> [Exercise]
All of the data should be repeated exactly; pictures are not part of the copy.

> [Input rows]
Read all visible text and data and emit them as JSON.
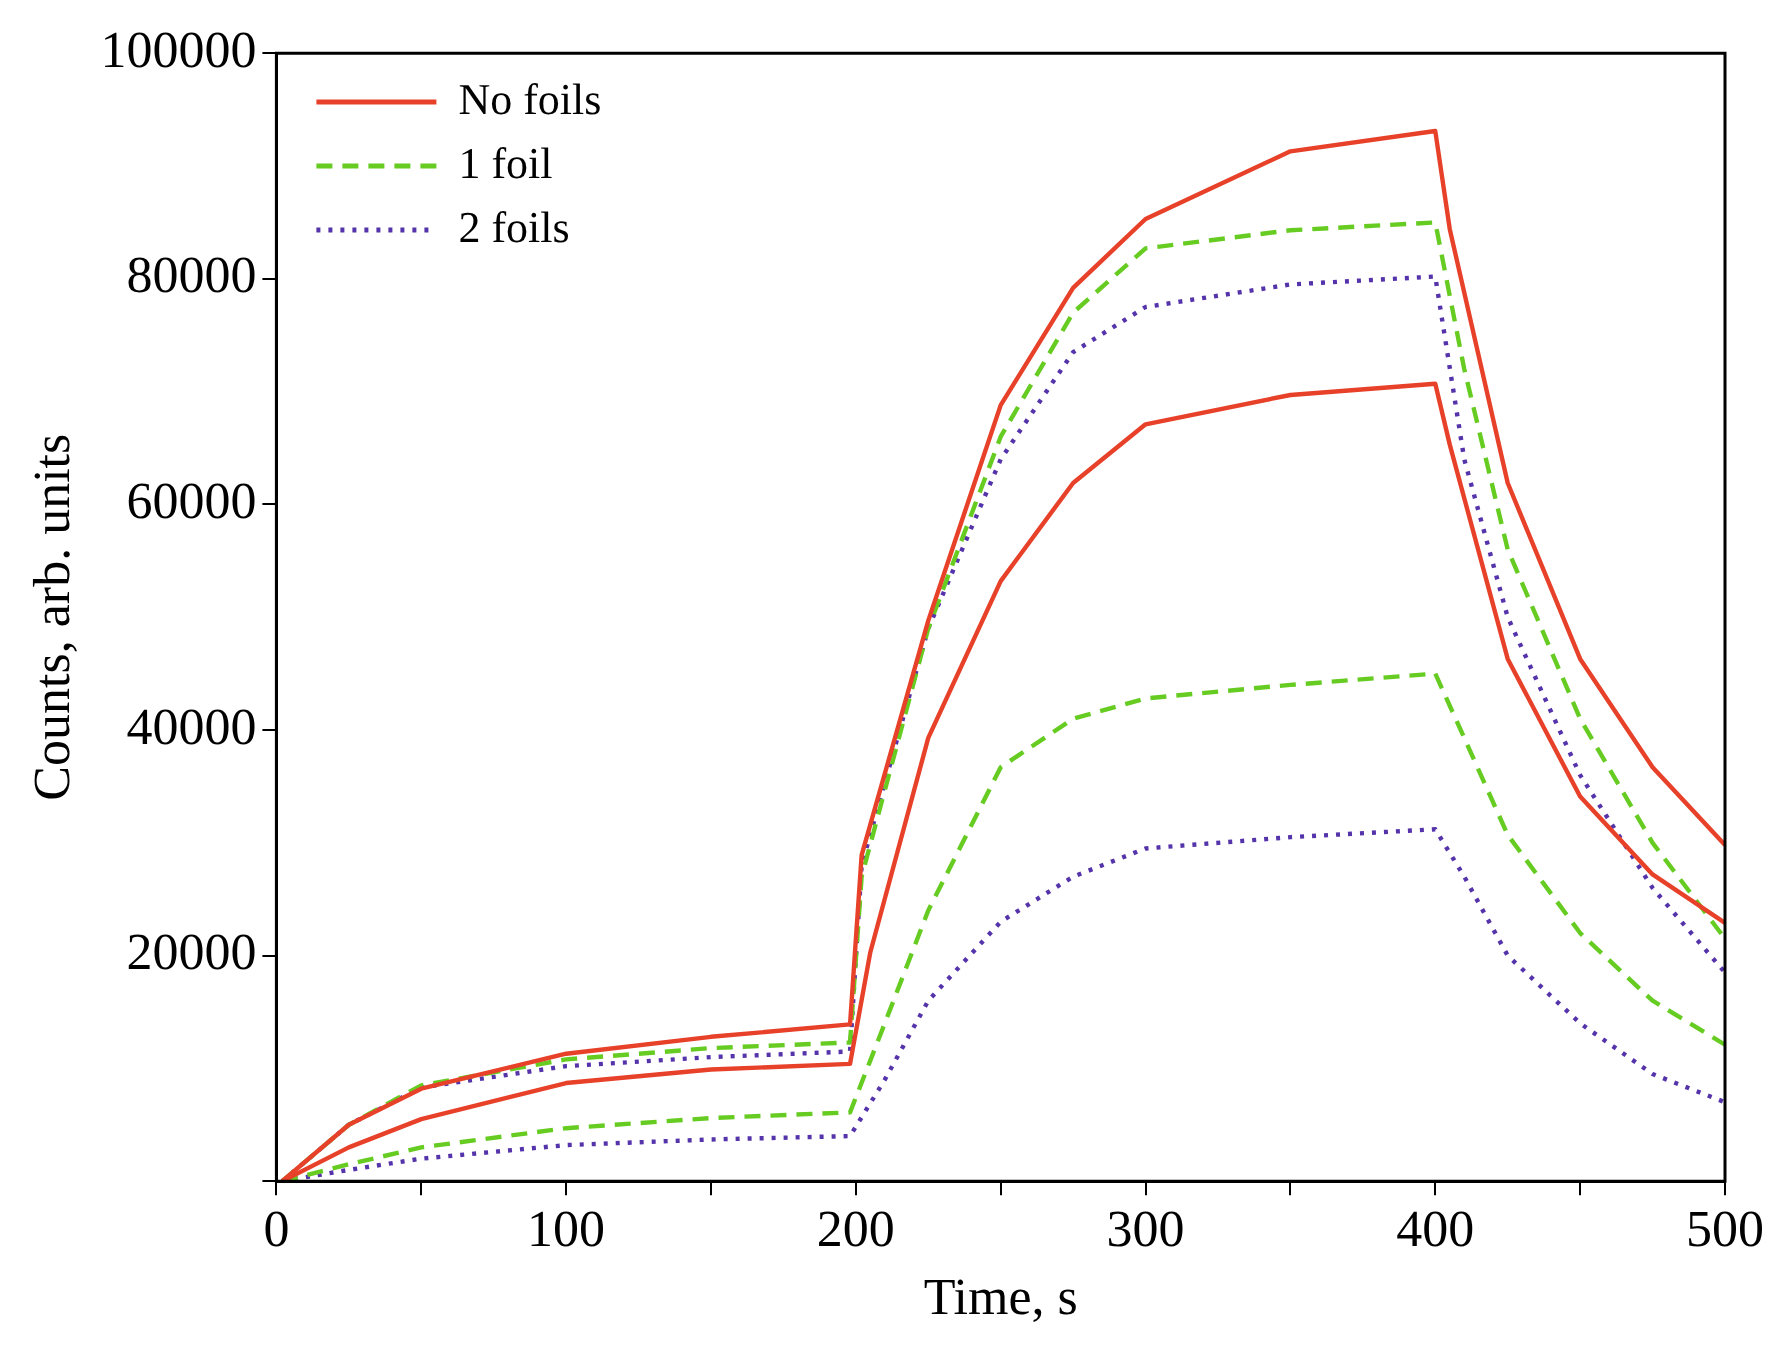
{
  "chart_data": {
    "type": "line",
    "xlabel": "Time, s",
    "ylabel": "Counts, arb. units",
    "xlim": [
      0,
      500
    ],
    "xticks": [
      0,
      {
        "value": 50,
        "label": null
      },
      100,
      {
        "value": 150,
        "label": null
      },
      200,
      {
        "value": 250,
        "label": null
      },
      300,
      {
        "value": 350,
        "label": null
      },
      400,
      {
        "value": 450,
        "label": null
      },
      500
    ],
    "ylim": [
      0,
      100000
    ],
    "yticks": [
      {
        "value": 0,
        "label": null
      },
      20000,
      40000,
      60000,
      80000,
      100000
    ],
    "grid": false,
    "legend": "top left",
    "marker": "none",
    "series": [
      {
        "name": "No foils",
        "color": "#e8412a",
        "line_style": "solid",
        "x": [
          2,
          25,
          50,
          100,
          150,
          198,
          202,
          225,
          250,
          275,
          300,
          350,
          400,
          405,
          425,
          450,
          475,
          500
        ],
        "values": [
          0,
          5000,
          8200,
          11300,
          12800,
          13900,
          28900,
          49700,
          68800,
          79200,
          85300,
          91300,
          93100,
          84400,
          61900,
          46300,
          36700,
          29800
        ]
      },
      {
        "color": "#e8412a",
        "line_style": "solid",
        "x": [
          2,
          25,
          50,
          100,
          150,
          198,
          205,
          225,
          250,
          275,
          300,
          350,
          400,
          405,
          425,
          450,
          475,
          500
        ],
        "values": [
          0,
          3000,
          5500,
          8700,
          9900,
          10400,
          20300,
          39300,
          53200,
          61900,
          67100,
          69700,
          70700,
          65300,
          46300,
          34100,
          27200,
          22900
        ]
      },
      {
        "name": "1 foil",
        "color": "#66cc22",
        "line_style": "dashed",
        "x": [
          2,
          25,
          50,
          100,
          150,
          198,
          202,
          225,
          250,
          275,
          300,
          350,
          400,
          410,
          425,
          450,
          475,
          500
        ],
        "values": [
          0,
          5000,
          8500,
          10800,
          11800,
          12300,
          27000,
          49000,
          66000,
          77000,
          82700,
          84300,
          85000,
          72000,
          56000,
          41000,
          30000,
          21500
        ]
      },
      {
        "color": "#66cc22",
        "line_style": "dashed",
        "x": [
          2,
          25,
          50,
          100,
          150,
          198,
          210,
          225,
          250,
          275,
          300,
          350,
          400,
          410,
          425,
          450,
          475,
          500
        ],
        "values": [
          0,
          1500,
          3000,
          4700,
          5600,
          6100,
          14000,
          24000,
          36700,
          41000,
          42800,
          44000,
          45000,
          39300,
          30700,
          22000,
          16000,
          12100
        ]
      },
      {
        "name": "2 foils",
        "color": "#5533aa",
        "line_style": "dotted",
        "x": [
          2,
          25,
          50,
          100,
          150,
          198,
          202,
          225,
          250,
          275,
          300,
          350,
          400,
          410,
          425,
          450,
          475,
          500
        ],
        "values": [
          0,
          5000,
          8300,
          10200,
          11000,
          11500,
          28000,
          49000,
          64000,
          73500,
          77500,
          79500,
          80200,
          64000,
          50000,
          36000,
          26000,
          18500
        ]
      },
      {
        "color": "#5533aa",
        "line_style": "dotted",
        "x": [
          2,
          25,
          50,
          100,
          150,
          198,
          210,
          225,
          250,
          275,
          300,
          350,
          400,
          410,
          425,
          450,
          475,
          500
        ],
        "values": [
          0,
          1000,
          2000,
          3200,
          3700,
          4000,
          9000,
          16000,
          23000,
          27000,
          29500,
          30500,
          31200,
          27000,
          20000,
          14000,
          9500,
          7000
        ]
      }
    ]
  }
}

> [Exercise output]
Read all visible text and data and emit them as JSON.
{
  "chart_data": {
    "type": "line",
    "xlabel": "Time, s",
    "ylabel": "Counts, arb. units",
    "xlim": [
      0,
      500
    ],
    "xticks": [
      0,
      {
        "value": 50,
        "label": null
      },
      100,
      {
        "value": 150,
        "label": null
      },
      200,
      {
        "value": 250,
        "label": null
      },
      300,
      {
        "value": 350,
        "label": null
      },
      400,
      {
        "value": 450,
        "label": null
      },
      500
    ],
    "ylim": [
      0,
      100000
    ],
    "yticks": [
      {
        "value": 0,
        "label": null
      },
      20000,
      40000,
      60000,
      80000,
      100000
    ],
    "grid": false,
    "legend": "top left",
    "marker": "none",
    "series": [
      {
        "name": "No foils",
        "color": "#e8412a",
        "line_style": "solid",
        "x": [
          2,
          25,
          50,
          100,
          150,
          198,
          202,
          225,
          250,
          275,
          300,
          350,
          400,
          405,
          425,
          450,
          475,
          500
        ],
        "values": [
          0,
          5000,
          8200,
          11300,
          12800,
          13900,
          28900,
          49700,
          68800,
          79200,
          85300,
          91300,
          93100,
          84400,
          61900,
          46300,
          36700,
          29800
        ]
      },
      {
        "color": "#e8412a",
        "line_style": "solid",
        "x": [
          2,
          25,
          50,
          100,
          150,
          198,
          205,
          225,
          250,
          275,
          300,
          350,
          400,
          405,
          425,
          450,
          475,
          500
        ],
        "values": [
          0,
          3000,
          5500,
          8700,
          9900,
          10400,
          20300,
          39300,
          53200,
          61900,
          67100,
          69700,
          70700,
          65300,
          46300,
          34100,
          27200,
          22900
        ]
      },
      {
        "name": "1 foil",
        "color": "#66cc22",
        "line_style": "dashed",
        "x": [
          2,
          25,
          50,
          100,
          150,
          198,
          202,
          225,
          250,
          275,
          300,
          350,
          400,
          410,
          425,
          450,
          475,
          500
        ],
        "values": [
          0,
          5000,
          8500,
          10800,
          11800,
          12300,
          27000,
          49000,
          66000,
          77000,
          82700,
          84300,
          85000,
          72000,
          56000,
          41000,
          30000,
          21500
        ]
      },
      {
        "color": "#66cc22",
        "line_style": "dashed",
        "x": [
          2,
          25,
          50,
          100,
          150,
          198,
          210,
          225,
          250,
          275,
          300,
          350,
          400,
          410,
          425,
          450,
          475,
          500
        ],
        "values": [
          0,
          1500,
          3000,
          4700,
          5600,
          6100,
          14000,
          24000,
          36700,
          41000,
          42800,
          44000,
          45000,
          39300,
          30700,
          22000,
          16000,
          12100
        ]
      },
      {
        "name": "2 foils",
        "color": "#5533aa",
        "line_style": "dotted",
        "x": [
          2,
          25,
          50,
          100,
          150,
          198,
          202,
          225,
          250,
          275,
          300,
          350,
          400,
          410,
          425,
          450,
          475,
          500
        ],
        "values": [
          0,
          5000,
          8300,
          10200,
          11000,
          11500,
          28000,
          49000,
          64000,
          73500,
          77500,
          79500,
          80200,
          64000,
          50000,
          36000,
          26000,
          18500
        ]
      },
      {
        "color": "#5533aa",
        "line_style": "dotted",
        "x": [
          2,
          25,
          50,
          100,
          150,
          198,
          210,
          225,
          250,
          275,
          300,
          350,
          400,
          410,
          425,
          450,
          475,
          500
        ],
        "values": [
          0,
          1000,
          2000,
          3200,
          3700,
          4000,
          9000,
          16000,
          23000,
          27000,
          29500,
          30500,
          31200,
          27000,
          20000,
          14000,
          9500,
          7000
        ]
      }
    ]
  }
}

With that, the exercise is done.